In the records below, tally every line containing "filt". Report only the total.

### RECORDS FOR PROCESSING

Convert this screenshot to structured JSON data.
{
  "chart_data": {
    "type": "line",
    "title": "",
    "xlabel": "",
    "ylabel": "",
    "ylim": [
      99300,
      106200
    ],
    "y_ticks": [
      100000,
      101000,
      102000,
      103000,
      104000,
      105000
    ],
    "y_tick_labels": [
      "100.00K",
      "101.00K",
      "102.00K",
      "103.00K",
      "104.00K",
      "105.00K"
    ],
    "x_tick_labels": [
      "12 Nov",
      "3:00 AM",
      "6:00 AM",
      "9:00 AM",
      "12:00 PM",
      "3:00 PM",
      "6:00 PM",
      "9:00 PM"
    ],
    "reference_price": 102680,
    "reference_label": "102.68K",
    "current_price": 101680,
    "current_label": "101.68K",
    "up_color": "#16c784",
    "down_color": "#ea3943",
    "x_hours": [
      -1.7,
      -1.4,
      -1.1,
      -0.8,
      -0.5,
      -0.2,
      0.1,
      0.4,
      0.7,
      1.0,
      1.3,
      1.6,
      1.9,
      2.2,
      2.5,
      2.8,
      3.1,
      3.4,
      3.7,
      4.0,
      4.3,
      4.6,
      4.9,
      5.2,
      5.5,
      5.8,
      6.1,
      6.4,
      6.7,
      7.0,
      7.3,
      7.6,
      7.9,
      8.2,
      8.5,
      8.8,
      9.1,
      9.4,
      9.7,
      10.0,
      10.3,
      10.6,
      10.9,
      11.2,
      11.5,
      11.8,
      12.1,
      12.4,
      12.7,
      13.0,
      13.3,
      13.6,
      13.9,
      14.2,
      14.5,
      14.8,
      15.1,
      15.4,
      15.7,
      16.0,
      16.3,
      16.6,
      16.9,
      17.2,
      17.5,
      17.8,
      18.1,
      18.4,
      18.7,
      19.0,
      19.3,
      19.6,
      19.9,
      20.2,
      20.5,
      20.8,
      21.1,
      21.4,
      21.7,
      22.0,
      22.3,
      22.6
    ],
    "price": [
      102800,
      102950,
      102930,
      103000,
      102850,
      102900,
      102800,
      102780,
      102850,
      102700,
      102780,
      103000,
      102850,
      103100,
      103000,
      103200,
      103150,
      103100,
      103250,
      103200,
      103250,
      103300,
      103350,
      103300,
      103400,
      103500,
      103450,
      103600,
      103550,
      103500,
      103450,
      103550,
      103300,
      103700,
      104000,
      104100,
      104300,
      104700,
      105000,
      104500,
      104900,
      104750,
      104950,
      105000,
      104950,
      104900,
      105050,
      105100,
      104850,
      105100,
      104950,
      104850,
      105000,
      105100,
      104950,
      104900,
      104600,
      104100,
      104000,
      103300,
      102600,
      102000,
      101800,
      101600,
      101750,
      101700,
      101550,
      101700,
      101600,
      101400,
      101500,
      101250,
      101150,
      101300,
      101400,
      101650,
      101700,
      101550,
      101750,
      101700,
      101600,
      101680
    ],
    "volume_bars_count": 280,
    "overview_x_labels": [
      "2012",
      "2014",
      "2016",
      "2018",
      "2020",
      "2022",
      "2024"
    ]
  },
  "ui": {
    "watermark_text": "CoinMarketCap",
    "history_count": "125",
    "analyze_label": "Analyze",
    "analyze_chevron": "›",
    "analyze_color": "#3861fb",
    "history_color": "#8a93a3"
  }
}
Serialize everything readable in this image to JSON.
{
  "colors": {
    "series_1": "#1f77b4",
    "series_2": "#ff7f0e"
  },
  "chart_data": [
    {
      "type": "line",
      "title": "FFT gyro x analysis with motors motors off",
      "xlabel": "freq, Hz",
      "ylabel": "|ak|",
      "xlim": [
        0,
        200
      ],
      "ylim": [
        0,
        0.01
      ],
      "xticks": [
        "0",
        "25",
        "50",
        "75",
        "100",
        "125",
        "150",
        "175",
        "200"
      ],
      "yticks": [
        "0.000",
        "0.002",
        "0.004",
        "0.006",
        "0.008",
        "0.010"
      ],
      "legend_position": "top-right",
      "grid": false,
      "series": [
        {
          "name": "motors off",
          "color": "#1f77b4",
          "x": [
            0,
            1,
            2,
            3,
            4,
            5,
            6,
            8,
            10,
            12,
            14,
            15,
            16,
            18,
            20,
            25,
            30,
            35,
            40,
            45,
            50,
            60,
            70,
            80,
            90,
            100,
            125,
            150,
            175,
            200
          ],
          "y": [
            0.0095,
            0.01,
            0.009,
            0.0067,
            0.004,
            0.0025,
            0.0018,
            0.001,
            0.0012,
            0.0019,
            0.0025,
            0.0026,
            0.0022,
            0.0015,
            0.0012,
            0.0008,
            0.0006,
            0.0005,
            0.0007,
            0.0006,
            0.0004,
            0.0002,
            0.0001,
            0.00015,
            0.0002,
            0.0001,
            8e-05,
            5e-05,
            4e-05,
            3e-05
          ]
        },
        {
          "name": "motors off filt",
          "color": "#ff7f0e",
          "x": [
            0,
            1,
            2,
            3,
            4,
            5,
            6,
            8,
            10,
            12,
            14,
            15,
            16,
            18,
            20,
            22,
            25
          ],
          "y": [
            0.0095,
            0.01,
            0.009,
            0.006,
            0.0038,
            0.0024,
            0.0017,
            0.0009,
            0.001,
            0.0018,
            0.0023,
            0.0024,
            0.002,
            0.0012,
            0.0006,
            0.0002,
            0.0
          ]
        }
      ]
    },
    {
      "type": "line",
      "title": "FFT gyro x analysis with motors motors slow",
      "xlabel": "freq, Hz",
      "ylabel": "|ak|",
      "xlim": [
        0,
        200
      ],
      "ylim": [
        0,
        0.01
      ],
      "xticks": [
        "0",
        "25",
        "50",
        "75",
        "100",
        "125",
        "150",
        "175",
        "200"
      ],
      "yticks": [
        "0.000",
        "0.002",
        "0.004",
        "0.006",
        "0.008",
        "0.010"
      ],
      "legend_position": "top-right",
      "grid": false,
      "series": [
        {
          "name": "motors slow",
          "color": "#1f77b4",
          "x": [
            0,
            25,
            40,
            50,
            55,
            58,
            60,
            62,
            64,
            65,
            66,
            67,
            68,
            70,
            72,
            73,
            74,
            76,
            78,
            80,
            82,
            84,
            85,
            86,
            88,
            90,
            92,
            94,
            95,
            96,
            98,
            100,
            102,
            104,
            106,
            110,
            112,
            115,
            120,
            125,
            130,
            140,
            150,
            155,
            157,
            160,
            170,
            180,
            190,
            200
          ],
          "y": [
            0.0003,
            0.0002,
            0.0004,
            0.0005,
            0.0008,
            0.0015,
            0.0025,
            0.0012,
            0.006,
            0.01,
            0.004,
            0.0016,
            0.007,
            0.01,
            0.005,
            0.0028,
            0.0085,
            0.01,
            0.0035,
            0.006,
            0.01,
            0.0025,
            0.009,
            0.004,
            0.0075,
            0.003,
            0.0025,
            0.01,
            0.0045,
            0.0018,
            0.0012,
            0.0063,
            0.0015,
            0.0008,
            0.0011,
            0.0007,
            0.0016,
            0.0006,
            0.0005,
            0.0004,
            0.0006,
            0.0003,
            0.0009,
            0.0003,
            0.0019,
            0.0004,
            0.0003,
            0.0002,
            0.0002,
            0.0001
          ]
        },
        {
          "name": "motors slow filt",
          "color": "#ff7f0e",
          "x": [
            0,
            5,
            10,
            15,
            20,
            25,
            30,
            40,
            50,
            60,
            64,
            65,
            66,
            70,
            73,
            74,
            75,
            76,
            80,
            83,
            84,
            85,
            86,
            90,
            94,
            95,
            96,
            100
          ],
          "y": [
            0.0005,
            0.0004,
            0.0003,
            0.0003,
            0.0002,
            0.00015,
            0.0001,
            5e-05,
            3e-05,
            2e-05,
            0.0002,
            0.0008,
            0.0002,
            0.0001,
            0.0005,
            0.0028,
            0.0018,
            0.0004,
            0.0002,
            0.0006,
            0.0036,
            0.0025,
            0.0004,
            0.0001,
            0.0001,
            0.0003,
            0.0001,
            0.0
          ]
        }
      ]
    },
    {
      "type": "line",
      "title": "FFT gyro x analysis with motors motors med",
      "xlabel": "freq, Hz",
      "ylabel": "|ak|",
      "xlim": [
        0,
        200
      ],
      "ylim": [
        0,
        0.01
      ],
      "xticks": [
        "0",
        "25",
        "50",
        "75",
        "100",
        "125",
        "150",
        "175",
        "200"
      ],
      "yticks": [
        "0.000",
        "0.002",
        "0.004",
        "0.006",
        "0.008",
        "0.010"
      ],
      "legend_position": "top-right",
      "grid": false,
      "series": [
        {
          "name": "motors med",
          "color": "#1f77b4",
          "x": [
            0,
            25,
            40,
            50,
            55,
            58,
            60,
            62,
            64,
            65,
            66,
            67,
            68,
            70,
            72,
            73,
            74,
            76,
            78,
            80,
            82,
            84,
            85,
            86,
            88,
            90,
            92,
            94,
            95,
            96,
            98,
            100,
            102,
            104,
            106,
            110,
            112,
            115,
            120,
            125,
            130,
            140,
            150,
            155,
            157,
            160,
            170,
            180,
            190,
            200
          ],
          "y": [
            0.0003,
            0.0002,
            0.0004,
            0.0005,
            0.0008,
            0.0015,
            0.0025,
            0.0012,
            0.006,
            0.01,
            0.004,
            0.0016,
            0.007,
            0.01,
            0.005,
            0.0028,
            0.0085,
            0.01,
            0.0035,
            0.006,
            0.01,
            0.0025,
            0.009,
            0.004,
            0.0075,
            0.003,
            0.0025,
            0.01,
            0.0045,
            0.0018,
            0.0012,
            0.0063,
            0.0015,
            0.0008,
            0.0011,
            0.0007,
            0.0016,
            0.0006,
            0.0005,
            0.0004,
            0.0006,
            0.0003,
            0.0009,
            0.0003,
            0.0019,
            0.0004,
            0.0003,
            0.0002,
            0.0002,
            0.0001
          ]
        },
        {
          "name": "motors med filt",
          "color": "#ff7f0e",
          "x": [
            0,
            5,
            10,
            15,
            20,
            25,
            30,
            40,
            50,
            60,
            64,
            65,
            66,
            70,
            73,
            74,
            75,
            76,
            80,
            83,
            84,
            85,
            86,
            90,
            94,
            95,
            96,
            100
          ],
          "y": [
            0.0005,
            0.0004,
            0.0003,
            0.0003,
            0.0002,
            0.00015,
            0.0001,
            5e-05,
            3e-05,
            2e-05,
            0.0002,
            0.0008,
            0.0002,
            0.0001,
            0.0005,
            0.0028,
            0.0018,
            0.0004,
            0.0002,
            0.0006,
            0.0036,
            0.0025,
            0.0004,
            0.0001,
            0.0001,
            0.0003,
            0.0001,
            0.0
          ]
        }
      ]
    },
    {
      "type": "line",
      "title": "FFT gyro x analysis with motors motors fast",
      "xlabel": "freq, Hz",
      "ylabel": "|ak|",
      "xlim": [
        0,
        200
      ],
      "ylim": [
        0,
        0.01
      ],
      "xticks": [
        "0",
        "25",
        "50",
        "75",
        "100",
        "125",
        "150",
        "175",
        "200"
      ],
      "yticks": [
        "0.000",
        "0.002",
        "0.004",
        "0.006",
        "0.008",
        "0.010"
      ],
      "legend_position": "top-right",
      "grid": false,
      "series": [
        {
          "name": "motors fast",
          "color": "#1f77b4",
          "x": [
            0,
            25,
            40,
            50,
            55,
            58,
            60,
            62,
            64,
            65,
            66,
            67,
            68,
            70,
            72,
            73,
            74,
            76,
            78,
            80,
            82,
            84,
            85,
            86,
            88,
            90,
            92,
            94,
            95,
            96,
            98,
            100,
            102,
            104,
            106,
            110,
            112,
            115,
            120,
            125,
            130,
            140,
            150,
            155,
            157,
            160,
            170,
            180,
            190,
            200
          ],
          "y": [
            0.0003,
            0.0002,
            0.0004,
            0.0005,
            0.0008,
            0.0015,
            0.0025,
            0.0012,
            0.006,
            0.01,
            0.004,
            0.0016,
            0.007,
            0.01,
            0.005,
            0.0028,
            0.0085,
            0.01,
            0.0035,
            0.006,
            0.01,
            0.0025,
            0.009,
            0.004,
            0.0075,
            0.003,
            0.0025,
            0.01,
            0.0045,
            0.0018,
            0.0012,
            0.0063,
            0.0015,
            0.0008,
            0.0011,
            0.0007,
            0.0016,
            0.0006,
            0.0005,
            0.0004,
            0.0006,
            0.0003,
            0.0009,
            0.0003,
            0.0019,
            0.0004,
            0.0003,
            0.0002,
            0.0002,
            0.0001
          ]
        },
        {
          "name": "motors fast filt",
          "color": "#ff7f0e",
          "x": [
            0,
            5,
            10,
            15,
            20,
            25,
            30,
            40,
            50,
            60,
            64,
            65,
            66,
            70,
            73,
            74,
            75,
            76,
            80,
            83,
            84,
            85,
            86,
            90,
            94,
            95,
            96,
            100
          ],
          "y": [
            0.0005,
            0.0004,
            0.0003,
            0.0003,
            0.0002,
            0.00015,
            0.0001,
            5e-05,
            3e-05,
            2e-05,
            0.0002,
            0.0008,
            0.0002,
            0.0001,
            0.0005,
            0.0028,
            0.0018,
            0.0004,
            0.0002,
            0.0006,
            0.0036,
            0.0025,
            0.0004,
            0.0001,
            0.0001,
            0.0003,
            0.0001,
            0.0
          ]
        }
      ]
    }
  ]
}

######

FINAL RESULT
4